• [Task details]:
Extract the full set of records that follows, word for word.

• [Extracted information]:
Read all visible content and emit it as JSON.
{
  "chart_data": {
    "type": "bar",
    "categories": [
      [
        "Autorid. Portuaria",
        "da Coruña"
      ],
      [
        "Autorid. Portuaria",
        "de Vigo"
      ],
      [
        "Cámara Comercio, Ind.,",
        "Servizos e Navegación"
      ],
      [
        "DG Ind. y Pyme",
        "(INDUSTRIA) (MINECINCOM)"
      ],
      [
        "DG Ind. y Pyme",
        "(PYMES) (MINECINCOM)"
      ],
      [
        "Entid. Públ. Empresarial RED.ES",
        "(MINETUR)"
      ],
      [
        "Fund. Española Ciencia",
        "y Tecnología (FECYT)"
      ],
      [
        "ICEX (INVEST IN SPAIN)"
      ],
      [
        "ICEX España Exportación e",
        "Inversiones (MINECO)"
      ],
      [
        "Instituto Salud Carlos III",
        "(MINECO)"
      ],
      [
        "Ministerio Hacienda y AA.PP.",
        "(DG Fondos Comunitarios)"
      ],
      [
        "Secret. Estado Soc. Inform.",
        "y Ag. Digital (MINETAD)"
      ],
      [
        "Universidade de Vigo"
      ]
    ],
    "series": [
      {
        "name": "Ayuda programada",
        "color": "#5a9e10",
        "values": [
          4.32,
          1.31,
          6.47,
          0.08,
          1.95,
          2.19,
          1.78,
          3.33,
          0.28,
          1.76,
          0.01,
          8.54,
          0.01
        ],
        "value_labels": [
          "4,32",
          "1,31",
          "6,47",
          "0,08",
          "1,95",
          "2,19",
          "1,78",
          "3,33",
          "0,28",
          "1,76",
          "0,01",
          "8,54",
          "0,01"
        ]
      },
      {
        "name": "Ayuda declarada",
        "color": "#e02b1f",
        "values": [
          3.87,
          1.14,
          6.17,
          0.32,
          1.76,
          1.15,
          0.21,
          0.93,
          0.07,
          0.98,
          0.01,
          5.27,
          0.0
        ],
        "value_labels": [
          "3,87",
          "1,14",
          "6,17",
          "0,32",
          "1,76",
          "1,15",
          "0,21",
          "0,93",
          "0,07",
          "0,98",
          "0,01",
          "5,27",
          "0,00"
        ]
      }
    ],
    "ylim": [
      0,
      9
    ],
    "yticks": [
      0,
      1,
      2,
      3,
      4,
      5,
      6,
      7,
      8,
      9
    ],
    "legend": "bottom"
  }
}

• [Output]:
Read all visible content and emit it as JSON.
{
  "chart_data": {
    "type": "bar",
    "categories": [
      [
        "Autorid. Portuaria",
        "da Coruña"
      ],
      [
        "Autorid. Portuaria",
        "de Vigo"
      ],
      [
        "Cámara Comercio, Ind.,",
        "Servizos e Navegación"
      ],
      [
        "DG Ind. y Pyme",
        "(INDUSTRIA) (MINECINCOM)"
      ],
      [
        "DG Ind. y Pyme",
        "(PYMES) (MINECINCOM)"
      ],
      [
        "Entid. Públ. Empresarial RED.ES",
        "(MINETUR)"
      ],
      [
        "Fund. Española Ciencia",
        "y Tecnología (FECYT)"
      ],
      [
        "ICEX (INVEST IN SPAIN)"
      ],
      [
        "ICEX España Exportación e",
        "Inversiones (MINECO)"
      ],
      [
        "Instituto Salud Carlos III",
        "(MINECO)"
      ],
      [
        "Ministerio Hacienda y AA.PP.",
        "(DG Fondos Comunitarios)"
      ],
      [
        "Secret. Estado Soc. Inform.",
        "y Ag. Digital (MINETAD)"
      ],
      [
        "Universidade de Vigo"
      ]
    ],
    "series": [
      {
        "name": "Ayuda programada",
        "color": "#5a9e10",
        "values": [
          4.32,
          1.31,
          6.47,
          0.08,
          1.95,
          2.19,
          1.78,
          3.33,
          0.28,
          1.76,
          0.01,
          8.54,
          0.01
        ],
        "value_labels": [
          "4,32",
          "1,31",
          "6,47",
          "0,08",
          "1,95",
          "2,19",
          "1,78",
          "3,33",
          "0,28",
          "1,76",
          "0,01",
          "8,54",
          "0,01"
        ]
      },
      {
        "name": "Ayuda declarada",
        "color": "#e02b1f",
        "values": [
          3.87,
          1.14,
          6.17,
          0.32,
          1.76,
          1.15,
          0.21,
          0.93,
          0.07,
          0.98,
          0.01,
          5.27,
          0.0
        ],
        "value_labels": [
          "3,87",
          "1,14",
          "6,17",
          "0,32",
          "1,76",
          "1,15",
          "0,21",
          "0,93",
          "0,07",
          "0,98",
          "0,01",
          "5,27",
          "0,00"
        ]
      }
    ],
    "ylim": [
      0,
      9
    ],
    "yticks": [
      0,
      1,
      2,
      3,
      4,
      5,
      6,
      7,
      8,
      9
    ],
    "legend": "bottom"
  }
}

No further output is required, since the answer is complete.